## WRITTEN PROBLEM:
Copy out each line of the listing that has the word "tubers" in it.

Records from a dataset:
-- Begin --
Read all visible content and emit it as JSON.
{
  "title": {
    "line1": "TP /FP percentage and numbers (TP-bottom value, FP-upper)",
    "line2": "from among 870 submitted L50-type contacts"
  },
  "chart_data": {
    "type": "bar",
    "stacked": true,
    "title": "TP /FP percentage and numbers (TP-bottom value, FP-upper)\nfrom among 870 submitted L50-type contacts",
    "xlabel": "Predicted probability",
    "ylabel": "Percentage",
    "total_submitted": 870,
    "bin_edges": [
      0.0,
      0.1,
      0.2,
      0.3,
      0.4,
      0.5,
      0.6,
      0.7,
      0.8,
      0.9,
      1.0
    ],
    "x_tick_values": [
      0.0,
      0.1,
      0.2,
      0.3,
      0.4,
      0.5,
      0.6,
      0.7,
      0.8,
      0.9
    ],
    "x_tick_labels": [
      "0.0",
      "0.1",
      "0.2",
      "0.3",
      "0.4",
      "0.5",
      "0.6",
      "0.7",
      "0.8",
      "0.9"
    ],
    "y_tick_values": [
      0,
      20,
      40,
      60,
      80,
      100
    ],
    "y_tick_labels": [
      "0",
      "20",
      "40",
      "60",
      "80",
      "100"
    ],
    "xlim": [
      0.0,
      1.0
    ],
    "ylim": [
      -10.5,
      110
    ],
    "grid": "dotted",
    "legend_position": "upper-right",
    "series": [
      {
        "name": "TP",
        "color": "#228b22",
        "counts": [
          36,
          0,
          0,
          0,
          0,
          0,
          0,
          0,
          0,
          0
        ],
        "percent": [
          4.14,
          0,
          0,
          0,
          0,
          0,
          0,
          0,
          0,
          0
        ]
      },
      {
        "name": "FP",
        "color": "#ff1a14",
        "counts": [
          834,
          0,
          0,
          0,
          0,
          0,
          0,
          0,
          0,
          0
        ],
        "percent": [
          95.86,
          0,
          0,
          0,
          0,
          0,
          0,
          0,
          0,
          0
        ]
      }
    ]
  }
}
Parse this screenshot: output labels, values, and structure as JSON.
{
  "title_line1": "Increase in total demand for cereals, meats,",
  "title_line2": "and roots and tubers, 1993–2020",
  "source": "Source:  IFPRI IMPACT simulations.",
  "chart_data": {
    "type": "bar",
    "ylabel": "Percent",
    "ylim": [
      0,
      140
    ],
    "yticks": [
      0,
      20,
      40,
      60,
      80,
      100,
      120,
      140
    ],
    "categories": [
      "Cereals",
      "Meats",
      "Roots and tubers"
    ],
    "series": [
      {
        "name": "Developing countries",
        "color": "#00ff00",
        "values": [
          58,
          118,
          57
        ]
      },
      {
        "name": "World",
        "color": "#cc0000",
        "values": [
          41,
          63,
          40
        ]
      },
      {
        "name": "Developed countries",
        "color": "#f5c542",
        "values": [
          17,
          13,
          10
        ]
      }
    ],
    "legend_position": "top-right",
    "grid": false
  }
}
-- End --
## EXERCISE OUTPUT:
  "title_line2": "and roots and tubers, 1993–2020",
      "Roots and tubers"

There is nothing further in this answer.